------ Dataset ------
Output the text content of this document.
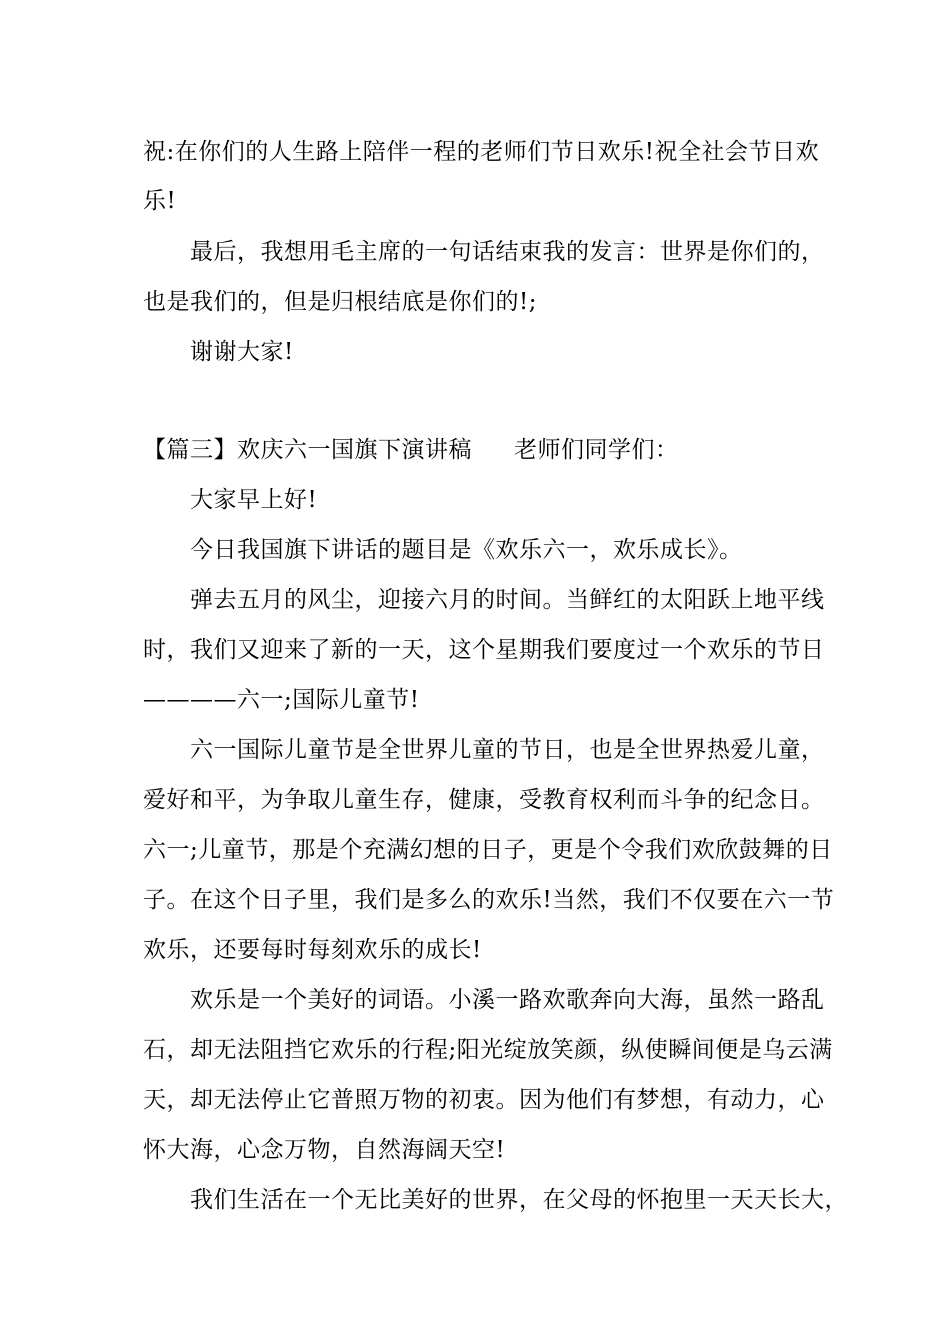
祝:在你们的人生路上陪伴一程的老师们节日欢乐!祝全社会节日欢
乐!
最后，我想用毛主席的一句话结束我的发言：世界是你们的，
也是我们的，但是归根结底是你们的!;
谢谢大家!
【篇三】欢庆六一国旗下演讲稿 老师们同学们：
大家早上好!
今日我国旗下讲话的题目是《欢乐六一，欢乐成长》。
弹去五月的风尘，迎接六月的时间。当鲜红的太阳跃上地平线
时，我们又迎来了新的一天，这个星期我们要度过一个欢乐的节日
————六一;国际儿童节!
六一国际儿童节是全世界儿童的节日，也是全世界热爱儿童，
爱好和平，为争取儿童生存，健康，受教育权利而斗争的纪念日。
六一;儿童节，那是个充满幻想的日子，更是个令我们欢欣鼓舞的日
子。在这个日子里，我们是多么的欢乐!当然，我们不仅要在六一节
欢乐，还要每时每刻欢乐的成长!
欢乐是一个美好的词语。小溪一路欢歌奔向大海，虽然一路乱
石，却无法阻挡它欢乐的行程;阳光绽放笑颜，纵使瞬间便是乌云满
天，却无法停止它普照万物的初衷。因为他们有梦想，有动力，心
怀大海，心念万物，自然海阔天空!
我们生活在一个无比美好的世界，在父母的怀抱里一天天长大，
------
> [Written problem]: Repeat the entries exactly. Pictures are excluded from the copy.

> [The output]:
Output the text content of this document.
祝:在你们的人生路上陪伴一程的老师们节日欢乐!祝全社会节日欢
乐!
最后，我想用毛主席的一句话结束我的发言：世界是你们的，
也是我们的，但是归根结底是你们的!;
谢谢大家!
【篇三】欢庆六一国旗下演讲稿 老师们同学们：
大家早上好!
今日我国旗下讲话的题目是《欢乐六一，欢乐成长》。
弹去五月的风尘，迎接六月的时间。当鲜红的太阳跃上地平线
时，我们又迎来了新的一天，这个星期我们要度过一个欢乐的节日
————六一;国际儿童节!
六一国际儿童节是全世界儿童的节日，也是全世界热爱儿童，
爱好和平，为争取儿童生存，健康，受教育权利而斗争的纪念日。
六一;儿童节，那是个充满幻想的日子，更是个令我们欢欣鼓舞的日
子。在这个日子里，我们是多么的欢乐!当然，我们不仅要在六一节
欢乐，还要每时每刻欢乐的成长!
欢乐是一个美好的词语。小溪一路欢歌奔向大海，虽然一路乱
石，却无法阻挡它欢乐的行程;阳光绽放笑颜，纵使瞬间便是乌云满
天，却无法停止它普照万物的初衷。因为他们有梦想，有动力，心
怀大海，心念万物，自然海阔天空!
我们生活在一个无比美好的世界，在父母的怀抱里一天天长大，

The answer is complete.